■ Required task ■
Extract the full listing below without altering a single character.

■ Records for the task ■
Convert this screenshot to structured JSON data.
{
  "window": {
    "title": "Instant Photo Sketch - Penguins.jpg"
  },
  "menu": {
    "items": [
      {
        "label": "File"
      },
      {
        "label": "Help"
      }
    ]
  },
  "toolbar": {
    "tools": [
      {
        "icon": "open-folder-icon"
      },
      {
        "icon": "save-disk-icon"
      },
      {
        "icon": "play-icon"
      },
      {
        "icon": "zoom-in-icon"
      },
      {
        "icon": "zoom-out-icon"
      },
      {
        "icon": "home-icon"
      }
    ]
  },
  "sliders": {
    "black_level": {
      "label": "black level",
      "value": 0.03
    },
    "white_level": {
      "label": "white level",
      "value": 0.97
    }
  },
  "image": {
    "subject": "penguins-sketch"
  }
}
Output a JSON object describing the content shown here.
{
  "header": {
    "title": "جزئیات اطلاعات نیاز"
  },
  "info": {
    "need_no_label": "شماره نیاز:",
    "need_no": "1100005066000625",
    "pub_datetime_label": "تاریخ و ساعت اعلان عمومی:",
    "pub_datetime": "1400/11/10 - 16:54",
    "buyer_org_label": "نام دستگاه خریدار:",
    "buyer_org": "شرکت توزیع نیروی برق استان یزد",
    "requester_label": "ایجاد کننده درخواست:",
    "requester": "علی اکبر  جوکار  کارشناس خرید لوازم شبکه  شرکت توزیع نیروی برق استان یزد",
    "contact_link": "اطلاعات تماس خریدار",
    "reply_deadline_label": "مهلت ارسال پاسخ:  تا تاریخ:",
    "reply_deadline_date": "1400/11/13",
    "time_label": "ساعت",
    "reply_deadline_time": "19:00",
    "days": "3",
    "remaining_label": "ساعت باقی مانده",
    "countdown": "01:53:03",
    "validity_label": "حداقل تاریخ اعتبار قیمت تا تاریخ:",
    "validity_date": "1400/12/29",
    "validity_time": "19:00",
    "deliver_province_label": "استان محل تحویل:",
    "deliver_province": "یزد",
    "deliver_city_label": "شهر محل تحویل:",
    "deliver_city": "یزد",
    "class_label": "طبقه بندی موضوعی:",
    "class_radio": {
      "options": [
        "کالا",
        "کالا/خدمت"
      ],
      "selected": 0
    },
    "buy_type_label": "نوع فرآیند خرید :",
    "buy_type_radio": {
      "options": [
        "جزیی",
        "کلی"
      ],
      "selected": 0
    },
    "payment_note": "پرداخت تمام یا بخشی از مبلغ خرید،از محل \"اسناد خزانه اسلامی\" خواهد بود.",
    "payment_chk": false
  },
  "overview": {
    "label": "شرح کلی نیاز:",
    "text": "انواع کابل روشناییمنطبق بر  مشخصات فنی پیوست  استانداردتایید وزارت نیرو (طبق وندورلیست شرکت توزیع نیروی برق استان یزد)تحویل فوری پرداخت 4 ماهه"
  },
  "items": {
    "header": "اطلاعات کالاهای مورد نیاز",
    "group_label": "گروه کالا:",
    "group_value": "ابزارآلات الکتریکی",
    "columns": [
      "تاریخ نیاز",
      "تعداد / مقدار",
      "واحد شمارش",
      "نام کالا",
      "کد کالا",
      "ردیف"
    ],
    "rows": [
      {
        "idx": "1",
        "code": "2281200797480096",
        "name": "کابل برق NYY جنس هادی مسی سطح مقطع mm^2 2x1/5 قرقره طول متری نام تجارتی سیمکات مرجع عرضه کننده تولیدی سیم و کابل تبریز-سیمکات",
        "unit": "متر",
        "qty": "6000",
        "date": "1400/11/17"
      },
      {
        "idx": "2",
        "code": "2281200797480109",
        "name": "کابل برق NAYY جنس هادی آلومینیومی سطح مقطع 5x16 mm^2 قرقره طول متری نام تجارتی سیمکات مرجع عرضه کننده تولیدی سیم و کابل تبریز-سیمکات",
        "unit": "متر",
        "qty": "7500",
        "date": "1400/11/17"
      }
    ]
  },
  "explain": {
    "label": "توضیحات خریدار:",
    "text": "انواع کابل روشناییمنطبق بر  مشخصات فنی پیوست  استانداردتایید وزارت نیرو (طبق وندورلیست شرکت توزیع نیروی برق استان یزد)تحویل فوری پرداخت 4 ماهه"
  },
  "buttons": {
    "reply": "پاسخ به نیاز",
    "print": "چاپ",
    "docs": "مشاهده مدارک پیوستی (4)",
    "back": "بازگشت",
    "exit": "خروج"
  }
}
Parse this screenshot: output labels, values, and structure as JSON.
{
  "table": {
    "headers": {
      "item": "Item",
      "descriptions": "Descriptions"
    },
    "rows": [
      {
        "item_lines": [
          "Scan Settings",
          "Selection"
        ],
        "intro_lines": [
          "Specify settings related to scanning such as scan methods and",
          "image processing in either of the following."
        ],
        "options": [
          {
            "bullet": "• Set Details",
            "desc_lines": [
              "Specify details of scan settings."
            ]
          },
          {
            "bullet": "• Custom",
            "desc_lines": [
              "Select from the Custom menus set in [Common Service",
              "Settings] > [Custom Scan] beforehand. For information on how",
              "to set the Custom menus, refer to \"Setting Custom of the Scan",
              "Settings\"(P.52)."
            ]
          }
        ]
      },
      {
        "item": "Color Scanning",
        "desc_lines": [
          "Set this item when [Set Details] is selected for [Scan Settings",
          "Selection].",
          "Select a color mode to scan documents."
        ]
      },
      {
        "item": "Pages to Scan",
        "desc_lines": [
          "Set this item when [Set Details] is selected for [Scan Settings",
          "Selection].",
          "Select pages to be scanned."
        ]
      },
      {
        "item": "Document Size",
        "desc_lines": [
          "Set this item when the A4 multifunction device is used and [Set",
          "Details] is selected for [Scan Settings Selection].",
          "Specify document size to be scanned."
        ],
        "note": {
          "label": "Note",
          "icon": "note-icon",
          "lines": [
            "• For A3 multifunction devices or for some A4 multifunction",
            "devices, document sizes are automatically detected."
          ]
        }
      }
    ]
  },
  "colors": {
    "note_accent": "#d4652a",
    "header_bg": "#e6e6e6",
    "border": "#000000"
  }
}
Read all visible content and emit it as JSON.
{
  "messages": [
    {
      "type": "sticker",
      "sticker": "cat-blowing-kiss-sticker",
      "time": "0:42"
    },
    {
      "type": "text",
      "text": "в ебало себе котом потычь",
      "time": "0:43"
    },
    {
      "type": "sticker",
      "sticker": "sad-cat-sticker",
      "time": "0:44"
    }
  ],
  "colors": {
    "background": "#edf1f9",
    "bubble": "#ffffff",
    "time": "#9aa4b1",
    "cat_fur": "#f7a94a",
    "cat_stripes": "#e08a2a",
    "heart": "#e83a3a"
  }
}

■ Reply to the exercise ■
Convert this screenshot to structured JSON data.
{
  "window": {
    "title": "Instant Photo Sketch - Penguins.jpg"
  },
  "menu": {
    "items": [
      {
        "label": "File"
      },
      {
        "label": "Help"
      }
    ]
  },
  "toolbar": {
    "tools": [
      {
        "icon": "open-folder-icon"
      },
      {
        "icon": "save-disk-icon"
      },
      {
        "icon": "play-icon"
      },
      {
        "icon": "zoom-in-icon"
      },
      {
        "icon": "zoom-out-icon"
      },
      {
        "icon": "home-icon"
      }
    ]
  },
  "sliders": {
    "black_level": {
      "label": "black level",
      "value": 0.03
    },
    "white_level": {
      "label": "white level",
      "value": 0.97
    }
  },
  "image": {
    "subject": "penguins-sketch"
  }
}
Output a JSON object describing the content shown here.
{
  "header": {
    "title": "جزئیات اطلاعات نیاز"
  },
  "info": {
    "need_no_label": "شماره نیاز:",
    "need_no": "1100005066000625",
    "pub_datetime_label": "تاریخ و ساعت اعلان عمومی:",
    "pub_datetime": "1400/11/10 - 16:54",
    "buyer_org_label": "نام دستگاه خریدار:",
    "buyer_org": "شرکت توزیع نیروی برق استان یزد",
    "requester_label": "ایجاد کننده درخواست:",
    "requester": "علی اکبر  جوکار  کارشناس خرید لوازم شبکه  شرکت توزیع نیروی برق استان یزد",
    "contact_link": "اطلاعات تماس خریدار",
    "reply_deadline_label": "مهلت ارسال پاسخ:  تا تاریخ:",
    "reply_deadline_date": "1400/11/13",
    "time_label": "ساعت",
    "reply_deadline_time": "19:00",
    "days": "3",
    "remaining_label": "ساعت باقی مانده",
    "countdown": "01:53:03",
    "validity_label": "حداقل تاریخ اعتبار قیمت تا تاریخ:",
    "validity_date": "1400/12/29",
    "validity_time": "19:00",
    "deliver_province_label": "استان محل تحویل:",
    "deliver_province": "یزد",
    "deliver_city_label": "شهر محل تحویل:",
    "deliver_city": "یزد",
    "class_label": "طبقه بندی موضوعی:",
    "class_radio": {
      "options": [
        "کالا",
        "کالا/خدمت"
      ],
      "selected": 0
    },
    "buy_type_label": "نوع فرآیند خرید :",
    "buy_type_radio": {
      "options": [
        "جزیی",
        "کلی"
      ],
      "selected": 0
    },
    "payment_note": "پرداخت تمام یا بخشی از مبلغ خرید،از محل \"اسناد خزانه اسلامی\" خواهد بود.",
    "payment_chk": false
  },
  "overview": {
    "label": "شرح کلی نیاز:",
    "text": "انواع کابل روشناییمنطبق بر  مشخصات فنی پیوست  استانداردتایید وزارت نیرو (طبق وندورلیست شرکت توزیع نیروی برق استان یزد)تحویل فوری پرداخت 4 ماهه"
  },
  "items": {
    "header": "اطلاعات کالاهای مورد نیاز",
    "group_label": "گروه کالا:",
    "group_value": "ابزارآلات الکتریکی",
    "columns": [
      "تاریخ نیاز",
      "تعداد / مقدار",
      "واحد شمارش",
      "نام کالا",
      "کد کالا",
      "ردیف"
    ],
    "rows": [
      {
        "idx": "1",
        "code": "2281200797480096",
        "name": "کابل برق NYY جنس هادی مسی سطح مقطع mm^2 2x1/5 قرقره طول متری نام تجارتی سیمکات مرجع عرضه کننده تولیدی سیم و کابل تبریز-سیمکات",
        "unit": "متر",
        "qty": "6000",
        "date": "1400/11/17"
      },
      {
        "idx": "2",
        "code": "2281200797480109",
        "name": "کابل برق NAYY جنس هادی آلومینیومی سطح مقطع 5x16 mm^2 قرقره طول متری نام تجارتی سیمکات مرجع عرضه کننده تولیدی سیم و کابل تبریز-سیمکات",
        "unit": "متر",
        "qty": "7500",
        "date": "1400/11/17"
      }
    ]
  },
  "explain": {
    "label": "توضیحات خریدار:",
    "text": "انواع کابل روشناییمنطبق بر  مشخصات فنی پیوست  استانداردتایید وزارت نیرو (طبق وندورلیست شرکت توزیع نیروی برق استان یزد)تحویل فوری پرداخت 4 ماهه"
  },
  "buttons": {
    "reply": "پاسخ به نیاز",
    "print": "چاپ",
    "docs": "مشاهده مدارک پیوستی (4)",
    "back": "بازگشت",
    "exit": "خروج"
  }
}
Parse this screenshot: output labels, values, and structure as JSON.
{
  "table": {
    "headers": {
      "item": "Item",
      "descriptions": "Descriptions"
    },
    "rows": [
      {
        "item_lines": [
          "Scan Settings",
          "Selection"
        ],
        "intro_lines": [
          "Specify settings related to scanning such as scan methods and",
          "image processing in either of the following."
        ],
        "options": [
          {
            "bullet": "• Set Details",
            "desc_lines": [
              "Specify details of scan settings."
            ]
          },
          {
            "bullet": "• Custom",
            "desc_lines": [
              "Select from the Custom menus set in [Common Service",
              "Settings] > [Custom Scan] beforehand. For information on how",
              "to set the Custom menus, refer to \"Setting Custom of the Scan",
              "Settings\"(P.52)."
            ]
          }
        ]
      },
      {
        "item": "Color Scanning",
        "desc_lines": [
          "Set this item when [Set Details] is selected for [Scan Settings",
          "Selection].",
          "Select a color mode to scan documents."
        ]
      },
      {
        "item": "Pages to Scan",
        "desc_lines": [
          "Set this item when [Set Details] is selected for [Scan Settings",
          "Selection].",
          "Select pages to be scanned."
        ]
      },
      {
        "item": "Document Size",
        "desc_lines": [
          "Set this item when the A4 multifunction device is used and [Set",
          "Details] is selected for [Scan Settings Selection].",
          "Specify document size to be scanned."
        ],
        "note": {
          "label": "Note",
          "icon": "note-icon",
          "lines": [
            "• For A3 multifunction devices or for some A4 multifunction",
            "devices, document sizes are automatically detected."
          ]
        }
      }
    ]
  },
  "colors": {
    "note_accent": "#d4652a",
    "header_bg": "#e6e6e6",
    "border": "#000000"
  }
}
Read all visible content and emit it as JSON.
{
  "messages": [
    {
      "type": "sticker",
      "sticker": "cat-blowing-kiss-sticker",
      "time": "0:42"
    },
    {
      "type": "text",
      "text": "в ебало себе котом потычь",
      "time": "0:43"
    },
    {
      "type": "sticker",
      "sticker": "sad-cat-sticker",
      "time": "0:44"
    }
  ],
  "colors": {
    "background": "#edf1f9",
    "bubble": "#ffffff",
    "time": "#9aa4b1",
    "cat_fur": "#f7a94a",
    "cat_stripes": "#e08a2a",
    "heart": "#e83a3a"
  }
}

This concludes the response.